EXERCISE DIRECTIONS
Copy, from the entries below, each line where the word "factors" can be found.

───

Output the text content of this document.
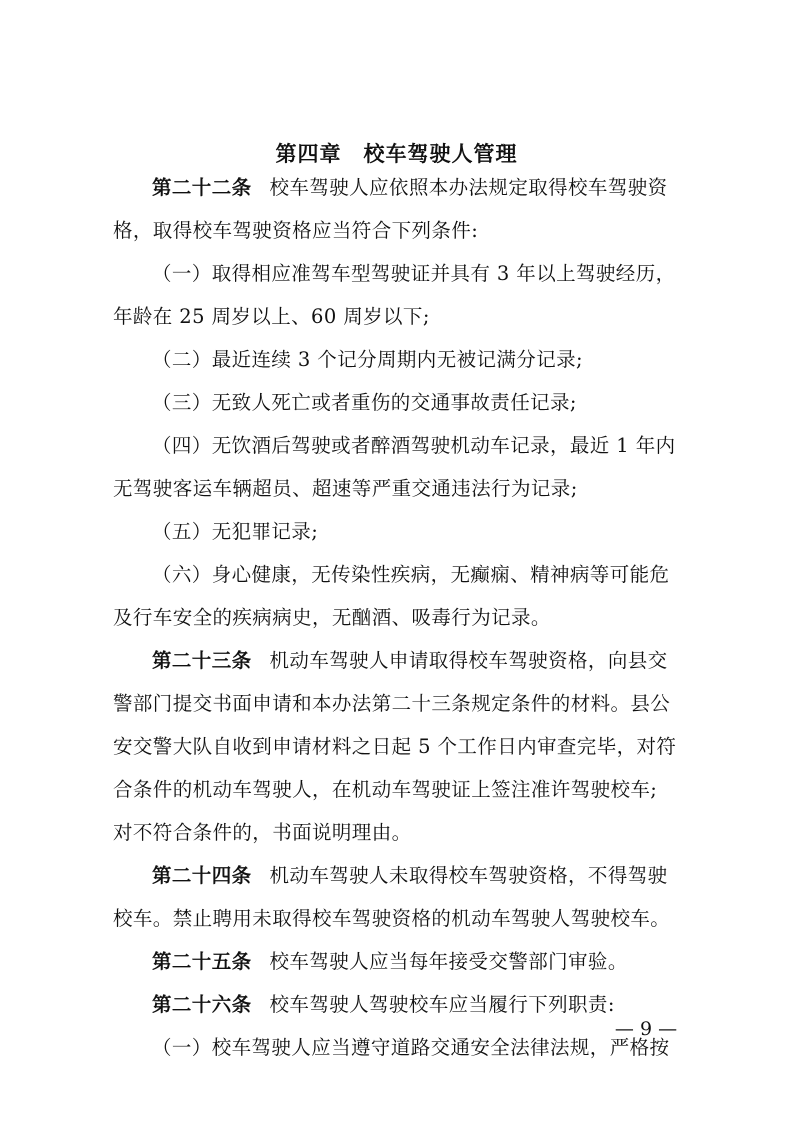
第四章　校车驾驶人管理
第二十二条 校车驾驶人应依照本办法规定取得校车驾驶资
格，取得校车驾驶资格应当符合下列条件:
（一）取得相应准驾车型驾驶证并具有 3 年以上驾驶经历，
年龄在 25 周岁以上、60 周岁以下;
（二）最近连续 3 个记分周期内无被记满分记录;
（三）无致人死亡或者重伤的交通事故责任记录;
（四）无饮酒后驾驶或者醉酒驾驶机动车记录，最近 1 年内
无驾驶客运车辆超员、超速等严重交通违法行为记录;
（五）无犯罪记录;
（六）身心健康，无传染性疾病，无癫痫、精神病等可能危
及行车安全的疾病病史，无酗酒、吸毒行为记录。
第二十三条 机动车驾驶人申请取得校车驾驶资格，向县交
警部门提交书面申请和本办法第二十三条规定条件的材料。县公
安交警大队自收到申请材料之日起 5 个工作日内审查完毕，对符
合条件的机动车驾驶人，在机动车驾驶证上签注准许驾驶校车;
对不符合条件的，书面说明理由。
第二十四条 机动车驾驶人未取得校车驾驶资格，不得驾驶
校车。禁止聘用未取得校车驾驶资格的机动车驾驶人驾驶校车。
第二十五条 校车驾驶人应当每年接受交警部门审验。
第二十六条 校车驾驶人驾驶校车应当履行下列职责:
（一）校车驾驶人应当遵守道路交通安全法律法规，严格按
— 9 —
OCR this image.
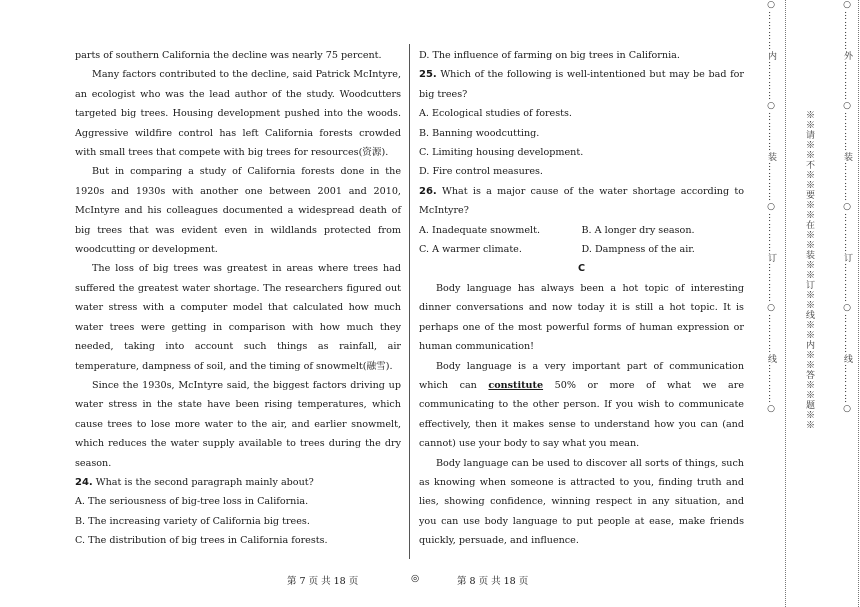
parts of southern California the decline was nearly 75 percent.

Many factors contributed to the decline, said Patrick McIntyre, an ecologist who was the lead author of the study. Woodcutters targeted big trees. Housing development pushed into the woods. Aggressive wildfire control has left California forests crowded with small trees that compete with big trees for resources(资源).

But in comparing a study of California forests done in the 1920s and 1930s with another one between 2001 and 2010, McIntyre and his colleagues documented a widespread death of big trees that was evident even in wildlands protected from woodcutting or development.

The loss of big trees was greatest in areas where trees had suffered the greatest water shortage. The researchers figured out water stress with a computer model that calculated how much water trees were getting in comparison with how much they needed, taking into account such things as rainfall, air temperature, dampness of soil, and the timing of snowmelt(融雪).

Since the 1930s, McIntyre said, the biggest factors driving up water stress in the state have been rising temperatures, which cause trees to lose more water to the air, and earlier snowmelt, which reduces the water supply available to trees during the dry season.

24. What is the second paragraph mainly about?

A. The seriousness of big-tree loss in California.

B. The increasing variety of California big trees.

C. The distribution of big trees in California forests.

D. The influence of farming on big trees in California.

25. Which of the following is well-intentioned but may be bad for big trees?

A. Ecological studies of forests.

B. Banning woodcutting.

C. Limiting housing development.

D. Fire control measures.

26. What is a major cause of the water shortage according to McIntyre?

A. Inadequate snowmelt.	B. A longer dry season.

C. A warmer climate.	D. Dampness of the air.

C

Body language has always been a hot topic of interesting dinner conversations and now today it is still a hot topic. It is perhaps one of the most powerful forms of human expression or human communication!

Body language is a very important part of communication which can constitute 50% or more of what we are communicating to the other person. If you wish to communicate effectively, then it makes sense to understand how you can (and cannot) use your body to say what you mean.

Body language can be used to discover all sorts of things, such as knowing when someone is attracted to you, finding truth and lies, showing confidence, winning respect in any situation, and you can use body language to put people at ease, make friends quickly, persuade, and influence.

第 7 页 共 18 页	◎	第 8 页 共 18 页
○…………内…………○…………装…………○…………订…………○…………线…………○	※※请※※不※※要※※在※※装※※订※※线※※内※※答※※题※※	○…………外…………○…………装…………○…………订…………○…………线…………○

───

REPLY TO THE TASK
Many factors contributed to the decline, said Patrick McIntyre, an ecologist who was the lead author of the study. Woodcutters targeted big trees. Housing development pushed into the woods. Aggressive wildfire control has left California forests crowded with small trees that compete with big trees for resources(资源).
Since the 1930s, McIntyre said, the biggest factors driving up water stress in the state have been rising temperatures, which cause trees to lose more water to the air, and earlier snowmelt, which reduces the water supply available to trees during the dry season.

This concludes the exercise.